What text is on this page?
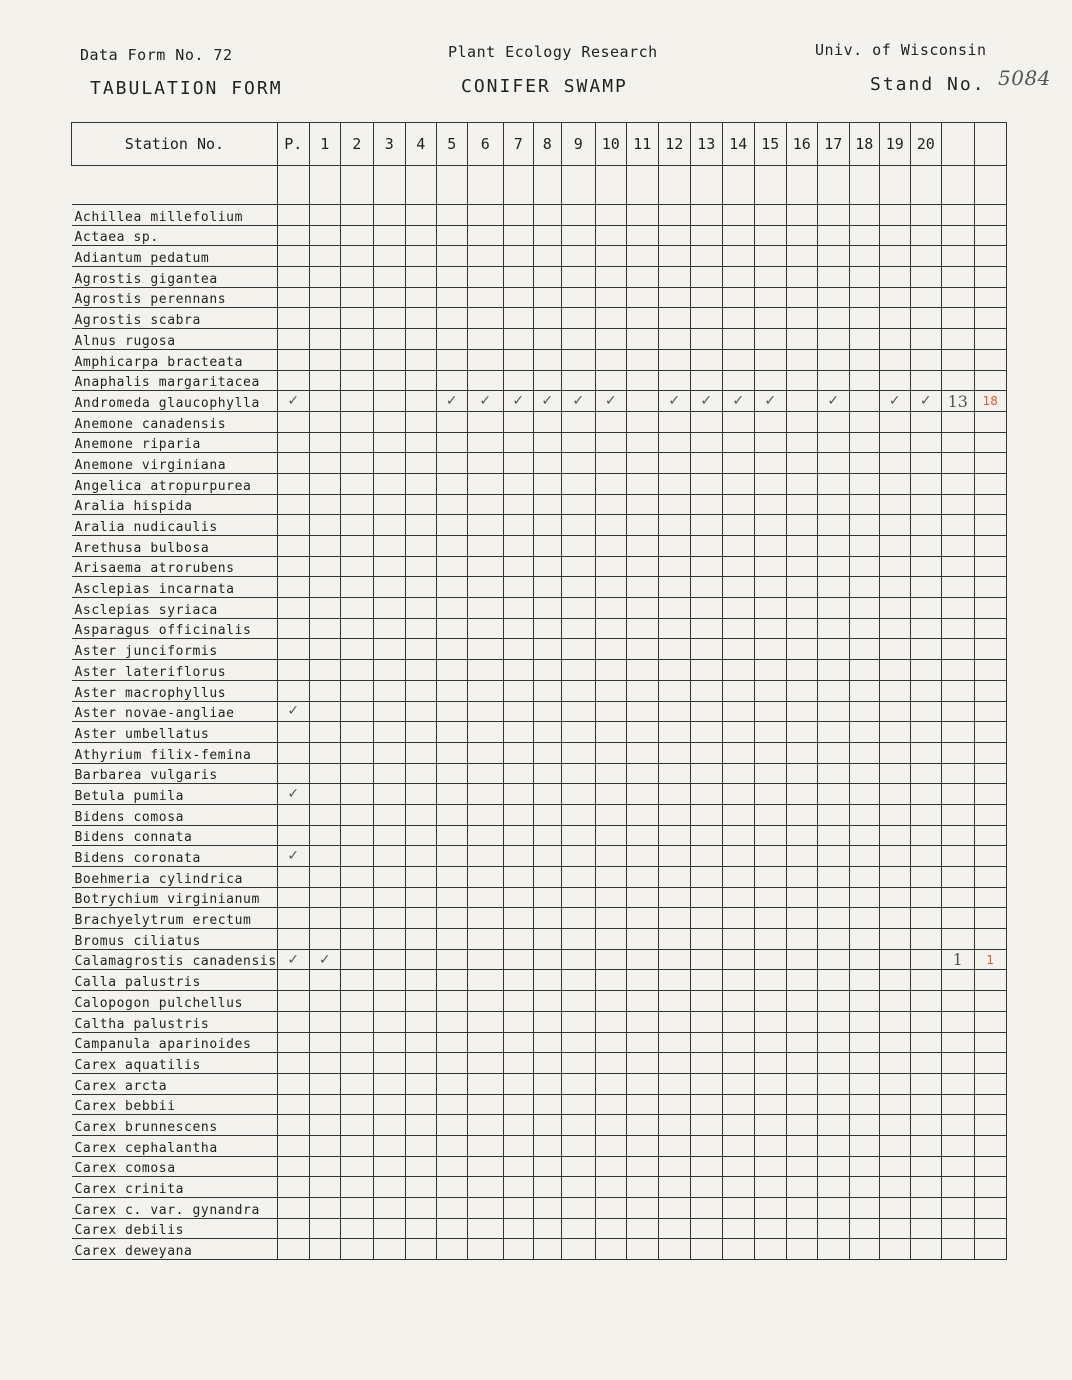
Data Form No. 72
TABULATION FORM
Plant Ecology Research
CONIFER SWAMP
Univ. of Wisconsin
Stand No. 5084
Station No.	P.	1	2	3	4	5	6	7	8	9	10	11	12	13	14	15	16	17	18	19	20		

Achillea millefolium																							
Actaea sp.																							
Adiantum pedatum																							
Agrostis gigantea																							
Agrostis perennans																							
Agrostis scabra																							
Alnus rugosa																							
Amphicarpa bracteata																							
Anaphalis margaritacea																							
Andromeda glaucophylla	✓					✓	✓	✓	✓	✓	✓		✓	✓	✓	✓		✓		✓	✓	13	18
Anemone canadensis																							
Anemone riparia																							
Anemone virginiana																							
Angelica atropurpurea																							
Aralia hispida																							
Aralia nudicaulis																							
Arethusa bulbosa																							
Arisaema atrorubens																							
Asclepias incarnata																							
Asclepias syriaca																							
Asparagus officinalis																							
Aster junciformis																							
Aster lateriflorus																							
Aster macrophyllus																							
Aster novae-angliae	✓																						
Aster umbellatus																							
Athyrium filix-femina																							
Barbarea vulgaris																							
Betula pumila	✓																						
Bidens comosa																							
Bidens connata																							
Bidens coronata	✓																						
Boehmeria cylindrica																							
Botrychium virginianum																							
Brachyelytrum erectum																							
Bromus ciliatus																							
Calamagrostis canadensis	✓	✓																				1	1
Calla palustris																							
Calopogon pulchellus																							
Caltha palustris																							
Campanula aparinoides																							
Carex aquatilis																							
Carex arcta																							
Carex bebbii																							
Carex brunnescens																							
Carex cephalantha																							
Carex comosa																							
Carex crinita																							
Carex c. var. gynandra																							
Carex debilis																							
Carex deweyana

########################################

Required work. Reproduce the records, all of them, word for word; omit the pictures.

Output of the exercise.
What text is on this page?
Data Form No. 72
TABULATION FORM
Plant Ecology Research
CONIFER SWAMP
Univ. of Wisconsin
Stand No. 5084
Station No.	P.	1	2	3	4	5	6	7	8	9	10	11	12	13	14	15	16	17	18	19	20		

Achillea millefolium																							
Actaea sp.																							
Adiantum pedatum																							
Agrostis gigantea																							
Agrostis perennans																							
Agrostis scabra																							
Alnus rugosa																							
Amphicarpa bracteata																							
Anaphalis margaritacea																							
Andromeda glaucophylla	✓					✓	✓	✓	✓	✓	✓		✓	✓	✓	✓		✓		✓	✓	13	18
Anemone canadensis																							
Anemone riparia																							
Anemone virginiana																							
Angelica atropurpurea																							
Aralia hispida																							
Aralia nudicaulis																							
Arethusa bulbosa																							
Arisaema atrorubens																							
Asclepias incarnata																							
Asclepias syriaca																							
Asparagus officinalis																							
Aster junciformis																							
Aster lateriflorus																							
Aster macrophyllus																							
Aster novae-angliae	✓																						
Aster umbellatus																							
Athyrium filix-femina																							
Barbarea vulgaris																							
Betula pumila	✓																						
Bidens comosa																							
Bidens connata																							
Bidens coronata	✓																						
Boehmeria cylindrica																							
Botrychium virginianum																							
Brachyelytrum erectum																							
Bromus ciliatus																							
Calamagrostis canadensis	✓	✓																				1	1
Calla palustris																							
Calopogon pulchellus																							
Caltha palustris																							
Campanula aparinoides																							
Carex aquatilis																							
Carex arcta																							
Carex bebbii																							
Carex brunnescens																							
Carex cephalantha																							
Carex comosa																							
Carex crinita																							
Carex c. var. gynandra																							
Carex debilis																							
Carex deweyana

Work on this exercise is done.